• [Exercise details]:
If a line in the records below contains the word "justera", copy it out.

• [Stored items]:
---*---
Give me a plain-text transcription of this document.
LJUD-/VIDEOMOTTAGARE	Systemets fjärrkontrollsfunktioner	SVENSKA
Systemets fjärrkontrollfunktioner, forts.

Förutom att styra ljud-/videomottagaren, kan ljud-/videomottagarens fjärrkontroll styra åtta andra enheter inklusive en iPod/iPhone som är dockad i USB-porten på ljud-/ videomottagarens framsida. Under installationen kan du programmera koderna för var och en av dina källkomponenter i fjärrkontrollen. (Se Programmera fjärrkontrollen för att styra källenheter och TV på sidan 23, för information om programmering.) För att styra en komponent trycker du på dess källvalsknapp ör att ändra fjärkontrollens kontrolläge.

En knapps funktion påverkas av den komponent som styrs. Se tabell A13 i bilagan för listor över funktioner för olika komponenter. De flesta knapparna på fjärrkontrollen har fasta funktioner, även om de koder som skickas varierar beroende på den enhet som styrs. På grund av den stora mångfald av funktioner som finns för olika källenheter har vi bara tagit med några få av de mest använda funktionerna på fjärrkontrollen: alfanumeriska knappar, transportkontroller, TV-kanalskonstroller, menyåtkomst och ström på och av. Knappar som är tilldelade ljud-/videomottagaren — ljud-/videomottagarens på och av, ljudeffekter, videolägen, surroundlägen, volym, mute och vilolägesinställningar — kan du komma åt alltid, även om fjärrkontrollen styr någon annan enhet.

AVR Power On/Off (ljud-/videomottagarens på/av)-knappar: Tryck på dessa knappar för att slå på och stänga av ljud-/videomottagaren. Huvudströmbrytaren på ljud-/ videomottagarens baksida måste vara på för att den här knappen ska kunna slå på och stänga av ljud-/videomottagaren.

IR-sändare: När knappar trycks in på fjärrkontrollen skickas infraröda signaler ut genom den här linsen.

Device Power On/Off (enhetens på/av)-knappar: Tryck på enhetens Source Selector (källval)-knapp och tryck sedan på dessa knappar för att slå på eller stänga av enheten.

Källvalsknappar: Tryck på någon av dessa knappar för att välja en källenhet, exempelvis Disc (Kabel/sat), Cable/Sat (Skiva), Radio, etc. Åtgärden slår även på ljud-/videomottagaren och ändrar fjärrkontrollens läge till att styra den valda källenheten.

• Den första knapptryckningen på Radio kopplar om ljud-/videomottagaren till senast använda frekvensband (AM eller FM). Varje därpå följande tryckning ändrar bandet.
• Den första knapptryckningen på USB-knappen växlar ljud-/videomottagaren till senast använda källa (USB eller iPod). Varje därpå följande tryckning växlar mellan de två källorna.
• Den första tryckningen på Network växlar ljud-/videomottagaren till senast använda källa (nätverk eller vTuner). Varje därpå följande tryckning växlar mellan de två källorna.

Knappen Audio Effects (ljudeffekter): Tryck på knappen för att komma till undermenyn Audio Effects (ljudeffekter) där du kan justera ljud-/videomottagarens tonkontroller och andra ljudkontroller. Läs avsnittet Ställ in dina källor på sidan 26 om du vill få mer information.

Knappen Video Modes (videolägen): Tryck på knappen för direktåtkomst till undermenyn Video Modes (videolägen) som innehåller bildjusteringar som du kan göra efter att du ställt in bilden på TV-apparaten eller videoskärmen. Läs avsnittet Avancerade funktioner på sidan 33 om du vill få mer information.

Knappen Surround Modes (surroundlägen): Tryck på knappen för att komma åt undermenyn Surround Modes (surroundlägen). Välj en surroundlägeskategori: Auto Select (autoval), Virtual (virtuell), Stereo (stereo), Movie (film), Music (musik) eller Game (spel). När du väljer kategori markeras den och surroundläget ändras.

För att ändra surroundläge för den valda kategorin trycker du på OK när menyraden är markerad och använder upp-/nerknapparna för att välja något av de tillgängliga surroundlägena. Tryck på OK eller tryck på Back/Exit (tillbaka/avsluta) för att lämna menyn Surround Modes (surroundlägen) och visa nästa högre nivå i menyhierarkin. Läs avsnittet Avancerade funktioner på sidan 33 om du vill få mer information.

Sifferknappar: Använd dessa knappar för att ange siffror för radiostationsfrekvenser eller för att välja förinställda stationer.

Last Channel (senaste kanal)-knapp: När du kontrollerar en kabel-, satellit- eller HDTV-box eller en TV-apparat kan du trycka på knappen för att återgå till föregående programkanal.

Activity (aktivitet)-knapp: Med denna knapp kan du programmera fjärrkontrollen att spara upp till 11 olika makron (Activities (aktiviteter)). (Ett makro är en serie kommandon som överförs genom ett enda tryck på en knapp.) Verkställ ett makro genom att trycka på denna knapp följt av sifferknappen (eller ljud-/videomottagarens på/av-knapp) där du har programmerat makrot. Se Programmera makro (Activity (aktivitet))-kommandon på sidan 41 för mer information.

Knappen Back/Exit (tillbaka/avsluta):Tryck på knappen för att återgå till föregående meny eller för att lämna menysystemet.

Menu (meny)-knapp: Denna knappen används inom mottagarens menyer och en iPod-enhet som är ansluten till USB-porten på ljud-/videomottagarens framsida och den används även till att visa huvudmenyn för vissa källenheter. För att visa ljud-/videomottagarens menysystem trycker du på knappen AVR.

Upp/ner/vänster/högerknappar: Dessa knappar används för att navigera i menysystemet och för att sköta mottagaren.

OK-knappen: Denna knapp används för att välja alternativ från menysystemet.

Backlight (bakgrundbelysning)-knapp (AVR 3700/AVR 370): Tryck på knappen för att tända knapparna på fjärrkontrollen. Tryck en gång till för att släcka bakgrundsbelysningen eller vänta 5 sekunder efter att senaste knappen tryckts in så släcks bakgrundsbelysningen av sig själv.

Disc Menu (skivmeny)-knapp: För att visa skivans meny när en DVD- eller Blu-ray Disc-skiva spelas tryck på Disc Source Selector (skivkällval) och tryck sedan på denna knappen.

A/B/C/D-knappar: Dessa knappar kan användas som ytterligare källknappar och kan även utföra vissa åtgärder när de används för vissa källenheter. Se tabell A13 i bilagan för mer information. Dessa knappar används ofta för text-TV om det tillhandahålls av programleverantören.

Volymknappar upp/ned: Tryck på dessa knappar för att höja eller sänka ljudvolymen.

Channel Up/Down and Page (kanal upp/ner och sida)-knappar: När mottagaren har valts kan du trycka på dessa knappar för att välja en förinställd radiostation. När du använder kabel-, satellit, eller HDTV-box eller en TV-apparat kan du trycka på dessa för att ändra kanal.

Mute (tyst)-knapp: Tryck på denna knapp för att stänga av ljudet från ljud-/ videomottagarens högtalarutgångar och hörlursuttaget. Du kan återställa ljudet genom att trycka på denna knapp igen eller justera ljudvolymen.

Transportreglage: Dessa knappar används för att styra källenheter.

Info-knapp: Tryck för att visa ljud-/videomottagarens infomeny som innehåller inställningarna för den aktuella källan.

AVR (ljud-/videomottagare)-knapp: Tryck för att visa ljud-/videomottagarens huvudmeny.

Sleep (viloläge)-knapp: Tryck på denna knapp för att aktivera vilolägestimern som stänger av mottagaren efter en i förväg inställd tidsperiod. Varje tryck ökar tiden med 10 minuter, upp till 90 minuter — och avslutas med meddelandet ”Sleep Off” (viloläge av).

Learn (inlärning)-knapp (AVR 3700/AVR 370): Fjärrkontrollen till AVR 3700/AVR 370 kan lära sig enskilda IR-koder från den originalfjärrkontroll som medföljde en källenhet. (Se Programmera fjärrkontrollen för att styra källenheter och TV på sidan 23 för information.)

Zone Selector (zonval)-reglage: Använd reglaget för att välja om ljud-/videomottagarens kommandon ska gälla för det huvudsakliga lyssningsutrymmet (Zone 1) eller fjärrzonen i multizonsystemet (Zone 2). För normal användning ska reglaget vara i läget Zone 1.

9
---*---
• [Solution for this task]:
Knappen Audio Effects (ljudeffekter): Tryck på knappen för att komma till undermenyn Audio Effects (ljudeffekter) där du kan justera ljud-/videomottagarens tonkontroller och andra ljudkontroller. Läs avsnittet Ställ in dina källor på sidan 26 om du vill få mer information.
Mute (tyst)-knapp: Tryck på denna knapp för att stänga av ljudet från ljud-/ videomottagarens högtalarutgångar och hörlursuttaget. Du kan återställa ljudet genom att trycka på denna knapp igen eller justera ljudvolymen.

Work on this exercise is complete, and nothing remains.